> Challenge
Reproduce the records below in full and exactly, without their images.
[Start]
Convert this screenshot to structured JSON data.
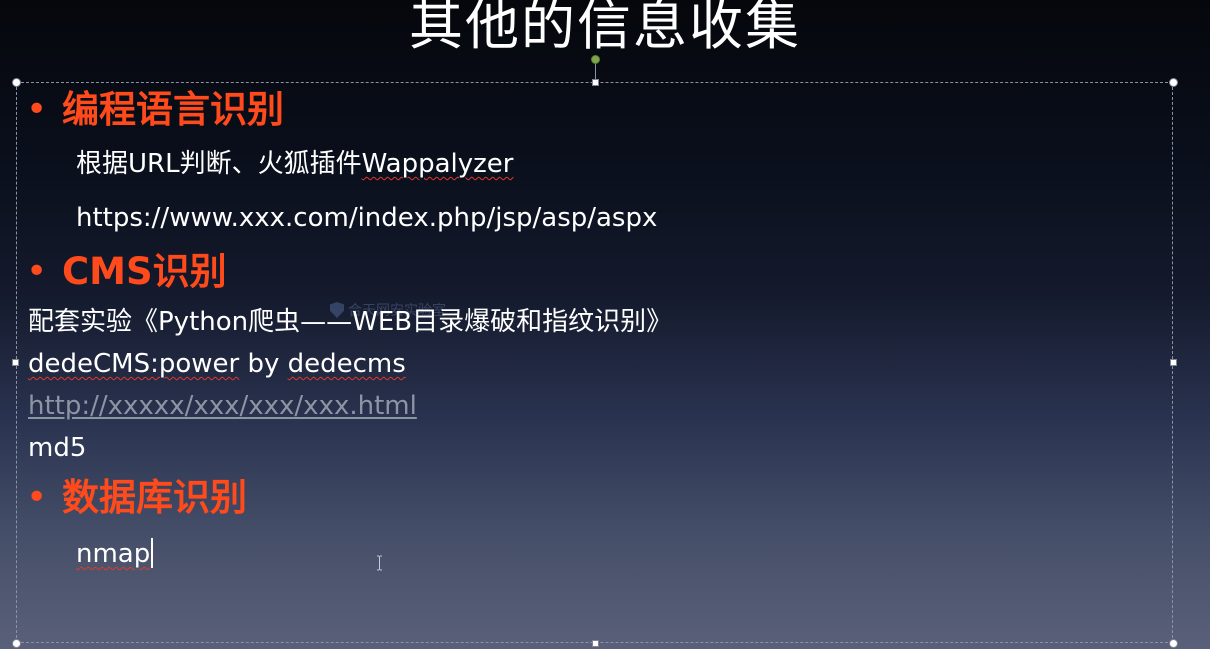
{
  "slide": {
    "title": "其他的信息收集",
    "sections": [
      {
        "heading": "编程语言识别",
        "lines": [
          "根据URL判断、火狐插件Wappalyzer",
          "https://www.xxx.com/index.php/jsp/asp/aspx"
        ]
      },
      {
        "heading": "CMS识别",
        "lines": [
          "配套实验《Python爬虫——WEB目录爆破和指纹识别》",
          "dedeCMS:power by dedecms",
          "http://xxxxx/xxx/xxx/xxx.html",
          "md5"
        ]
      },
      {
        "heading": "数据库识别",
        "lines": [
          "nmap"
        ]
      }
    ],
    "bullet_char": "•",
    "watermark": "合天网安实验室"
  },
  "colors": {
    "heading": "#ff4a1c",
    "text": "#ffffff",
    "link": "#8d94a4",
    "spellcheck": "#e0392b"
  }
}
[End]
> Correct response
Convert this screenshot to structured JSON data.
{
  "slide": {
    "title": "其他的信息收集",
    "sections": [
      {
        "heading": "编程语言识别",
        "lines": [
          "根据URL判断、火狐插件Wappalyzer",
          "https://www.xxx.com/index.php/jsp/asp/aspx"
        ]
      },
      {
        "heading": "CMS识别",
        "lines": [
          "配套实验《Python爬虫——WEB目录爆破和指纹识别》",
          "dedeCMS:power by dedecms",
          "http://xxxxx/xxx/xxx/xxx.html",
          "md5"
        ]
      },
      {
        "heading": "数据库识别",
        "lines": [
          "nmap"
        ]
      }
    ],
    "bullet_char": "•",
    "watermark": "合天网安实验室"
  },
  "colors": {
    "heading": "#ff4a1c",
    "text": "#ffffff",
    "link": "#8d94a4",
    "spellcheck": "#e0392b"
  }
}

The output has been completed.